— begin The records —

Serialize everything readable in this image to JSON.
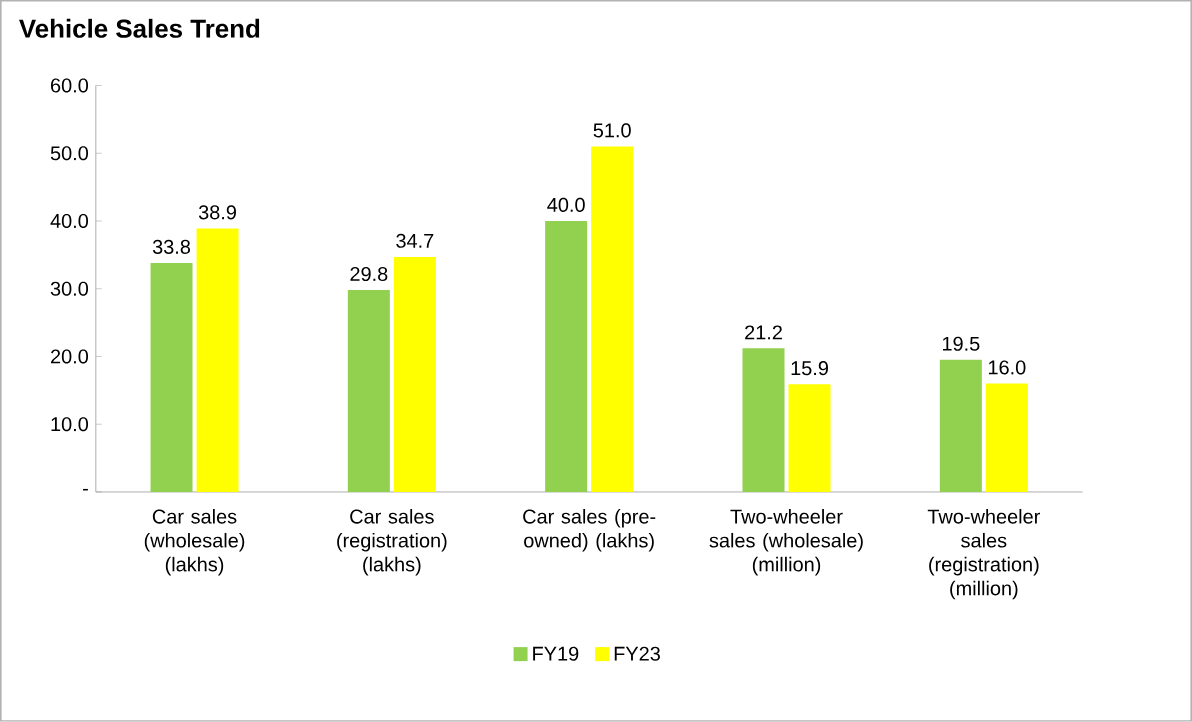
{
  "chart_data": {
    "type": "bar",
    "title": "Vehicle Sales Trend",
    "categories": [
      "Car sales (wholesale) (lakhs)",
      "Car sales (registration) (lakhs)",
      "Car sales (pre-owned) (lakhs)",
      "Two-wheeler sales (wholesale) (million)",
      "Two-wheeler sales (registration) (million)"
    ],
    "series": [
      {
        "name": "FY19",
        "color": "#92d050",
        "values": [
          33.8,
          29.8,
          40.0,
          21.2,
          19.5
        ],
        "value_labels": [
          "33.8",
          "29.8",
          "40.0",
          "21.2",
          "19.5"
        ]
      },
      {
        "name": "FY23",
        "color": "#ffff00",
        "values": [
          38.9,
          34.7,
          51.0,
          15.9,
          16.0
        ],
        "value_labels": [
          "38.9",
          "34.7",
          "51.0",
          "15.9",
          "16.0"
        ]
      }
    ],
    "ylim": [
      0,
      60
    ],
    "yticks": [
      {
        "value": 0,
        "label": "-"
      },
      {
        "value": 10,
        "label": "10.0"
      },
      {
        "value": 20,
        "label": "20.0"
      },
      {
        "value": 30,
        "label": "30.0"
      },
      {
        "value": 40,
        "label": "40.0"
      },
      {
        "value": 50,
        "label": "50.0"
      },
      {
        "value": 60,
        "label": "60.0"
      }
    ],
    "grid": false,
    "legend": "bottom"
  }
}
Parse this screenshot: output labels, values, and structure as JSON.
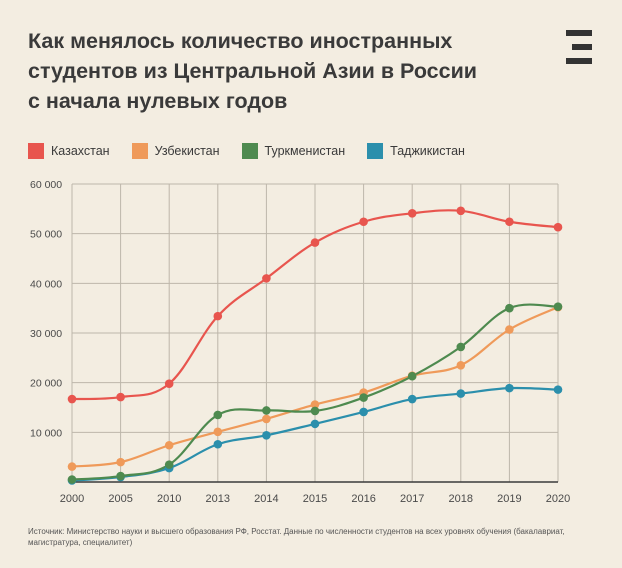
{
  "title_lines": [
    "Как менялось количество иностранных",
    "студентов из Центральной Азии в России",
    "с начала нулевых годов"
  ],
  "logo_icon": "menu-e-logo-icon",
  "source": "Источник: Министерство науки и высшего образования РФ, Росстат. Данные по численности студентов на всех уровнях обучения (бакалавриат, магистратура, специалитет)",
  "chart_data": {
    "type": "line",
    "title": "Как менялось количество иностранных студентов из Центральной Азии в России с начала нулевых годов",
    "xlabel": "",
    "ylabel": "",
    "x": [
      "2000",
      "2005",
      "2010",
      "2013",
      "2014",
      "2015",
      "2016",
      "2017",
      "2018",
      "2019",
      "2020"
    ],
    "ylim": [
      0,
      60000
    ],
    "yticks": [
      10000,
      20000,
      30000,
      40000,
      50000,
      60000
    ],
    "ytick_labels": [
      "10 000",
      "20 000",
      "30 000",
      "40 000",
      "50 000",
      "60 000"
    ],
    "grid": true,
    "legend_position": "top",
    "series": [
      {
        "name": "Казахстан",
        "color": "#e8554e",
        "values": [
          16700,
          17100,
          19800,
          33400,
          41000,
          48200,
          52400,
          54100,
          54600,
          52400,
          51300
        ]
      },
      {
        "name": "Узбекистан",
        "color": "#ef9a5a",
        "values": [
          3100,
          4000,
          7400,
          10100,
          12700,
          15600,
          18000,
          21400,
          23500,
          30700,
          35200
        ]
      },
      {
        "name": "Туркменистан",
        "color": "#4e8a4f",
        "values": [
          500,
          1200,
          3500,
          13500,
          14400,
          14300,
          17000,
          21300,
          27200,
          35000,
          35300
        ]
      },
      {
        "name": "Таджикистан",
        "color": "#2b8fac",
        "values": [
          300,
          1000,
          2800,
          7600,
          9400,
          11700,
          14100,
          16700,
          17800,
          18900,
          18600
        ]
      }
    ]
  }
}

— end The records —

Aim of the task:
Give back each entry exactly as it appears, with no pictures.

Output for this exercise:
Serialize everything readable in this image to JSON.
{
  "chart_data": {
    "type": "bar",
    "title": "Vehicle Sales Trend",
    "categories": [
      "Car sales (wholesale) (lakhs)",
      "Car sales (registration) (lakhs)",
      "Car sales (pre-owned) (lakhs)",
      "Two-wheeler sales (wholesale) (million)",
      "Two-wheeler sales (registration) (million)"
    ],
    "series": [
      {
        "name": "FY19",
        "color": "#92d050",
        "values": [
          33.8,
          29.8,
          40.0,
          21.2,
          19.5
        ],
        "value_labels": [
          "33.8",
          "29.8",
          "40.0",
          "21.2",
          "19.5"
        ]
      },
      {
        "name": "FY23",
        "color": "#ffff00",
        "values": [
          38.9,
          34.7,
          51.0,
          15.9,
          16.0
        ],
        "value_labels": [
          "38.9",
          "34.7",
          "51.0",
          "15.9",
          "16.0"
        ]
      }
    ],
    "ylim": [
      0,
      60
    ],
    "yticks": [
      {
        "value": 0,
        "label": "-"
      },
      {
        "value": 10,
        "label": "10.0"
      },
      {
        "value": 20,
        "label": "20.0"
      },
      {
        "value": 30,
        "label": "30.0"
      },
      {
        "value": 40,
        "label": "40.0"
      },
      {
        "value": 50,
        "label": "50.0"
      },
      {
        "value": 60,
        "label": "60.0"
      }
    ],
    "grid": false,
    "legend": "bottom"
  }
}
Parse this screenshot: output labels, values, and structure as JSON.
{
  "title_lines": [
    "Как менялось количество иностранных",
    "студентов из Центральной Азии в России",
    "с начала нулевых годов"
  ],
  "logo_icon": "menu-e-logo-icon",
  "source": "Источник: Министерство науки и высшего образования РФ, Росстат. Данные по численности студентов на всех уровнях обучения (бакалавриат, магистратура, специалитет)",
  "chart_data": {
    "type": "line",
    "title": "Как менялось количество иностранных студентов из Центральной Азии в России с начала нулевых годов",
    "xlabel": "",
    "ylabel": "",
    "x": [
      "2000",
      "2005",
      "2010",
      "2013",
      "2014",
      "2015",
      "2016",
      "2017",
      "2018",
      "2019",
      "2020"
    ],
    "ylim": [
      0,
      60000
    ],
    "yticks": [
      10000,
      20000,
      30000,
      40000,
      50000,
      60000
    ],
    "ytick_labels": [
      "10 000",
      "20 000",
      "30 000",
      "40 000",
      "50 000",
      "60 000"
    ],
    "grid": true,
    "legend_position": "top",
    "series": [
      {
        "name": "Казахстан",
        "color": "#e8554e",
        "values": [
          16700,
          17100,
          19800,
          33400,
          41000,
          48200,
          52400,
          54100,
          54600,
          52400,
          51300
        ]
      },
      {
        "name": "Узбекистан",
        "color": "#ef9a5a",
        "values": [
          3100,
          4000,
          7400,
          10100,
          12700,
          15600,
          18000,
          21400,
          23500,
          30700,
          35200
        ]
      },
      {
        "name": "Туркменистан",
        "color": "#4e8a4f",
        "values": [
          500,
          1200,
          3500,
          13500,
          14400,
          14300,
          17000,
          21300,
          27200,
          35000,
          35300
        ]
      },
      {
        "name": "Таджикистан",
        "color": "#2b8fac",
        "values": [
          300,
          1000,
          2800,
          7600,
          9400,
          11700,
          14100,
          16700,
          17800,
          18900,
          18600
        ]
      }
    ]
  }
}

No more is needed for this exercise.